▶ **EXERCISE INSTRUCTIONS**
• 1. In the BeerBnB post, how many of the 794 unique visitors created an account?
• 2. Repeat word for word the part of the BeerBnB post from "Now, suppose the" to "and Bandit Algorithms.".

So I've just launched my new startup, BeerBnB. It's a hip little site matching beer drinkers with specialty microbreweries - AirBnB for drinkers, or maybe eBay for brewers. My ~~marketer~~ growth hacker has gotten some early publicity by advertising in the bathroom of a few bars - the result was 794 unique visitors of whom 12 created an account. Doing some division I've computed an empirical conversion rate of 12/794=1.5%.

To begin with, this seems promising. A 1.5% conversion rate isn't great, but it's certainly enough to get started. Investors have suggested that they will probably invest if the conversion rate exceeds 1%.

Now, suppose the marketer has the ability to get a lot more publicity. He can expose BeerBnB site to approximately 10,000 visitors via toilet adds at bars around the city. Suppose we make the assumption that these 10,000 visitors will convert at the same rate as the 794 early visitors. How many people can I reasonably expect to signup? This isn't a trick question - the expectation is about 150 signups. But how confident are we that we will really see 150 signups? How confident are we that the conversion rate is higher than 1%?

The answer to this question is a fairly straightforward exercise in Bayesian reasoning. But I'm going to be a bit pedagogical, and use this blog post as a jumping off point for explaining Bayes rule in practice. This is also a prelude to future posts, where I'll explain how to use Bayesian reasoning for A/B testing and Bandit Algorithms.

## Bayesian Basics

The first important concept in Bayesian reasoning is the underlying model. In our case, we take a very simple model. We assume there exists an (unknown) parameter $@\theta \in [0,1]$@. A unique visitor to the site will create an account with probability $@\theta$@ - i.e., $@\theta$@ is our true conversion rate.

In Bayesian reasoning, the fundamental goal is to compute a posterior distribution on $@\theta$@. This means we want to find a function $@f(x)$@ with the property that:

$$ P( a < \theta < b) = \int_a^b f(\theta) d\theta $$

In graphical terms, the probability that $@a < \theta < b$@ can be interpreted as the area under the curve of the graph of $@f(\theta)$@:

The function $@f(x)$@ represents our beliefs about $@\theta$@ - it is an inherently subjective matter. It depends on our beliefs about what typical values of $@\theta$@ might be as well as the evidence we have seen. What Bayesian analysis provides us with is an objective method of altering $@f(x)$@ based on the evidence we have about it.

▶ **DATA EXCERPT**
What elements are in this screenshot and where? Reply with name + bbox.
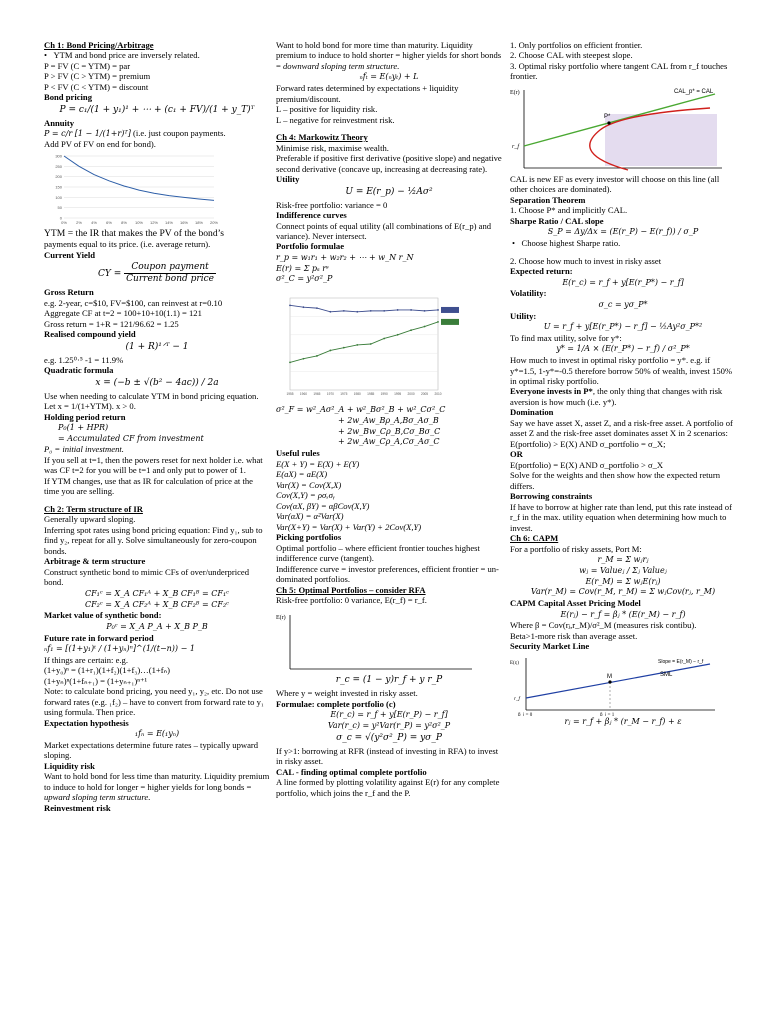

▶ **TASK-BY-TASK ANSWERS**
• 1. 12 visitors created an account.

• 2.
Now, suppose the marketer has the ability to get a lot more publicity. He can expose BeerBnB site to approximately 10,000 visitors via toilet adds at bars around the city. Suppose we make the assumption that these 10,000 visitors will convert at the same rate as the 794 early visitors. How many people can I reasonably expect to signup? This isn't a trick question - the expectation is about 150 signups. But how confident are we that we will really see 150 signups? How confident are we that the conversion rate is higher than 1%?

The answer to this question is a fairly straightforward exercise in Bayesian reasoning. But I'm going to be a bit pedagogical, and use this blog post as a jumping off point for explaining Bayes rule in practice. This is also a prelude to future posts, where I'll explain how to use Bayesian reasoning for A/B testing and Bandit Algorithms.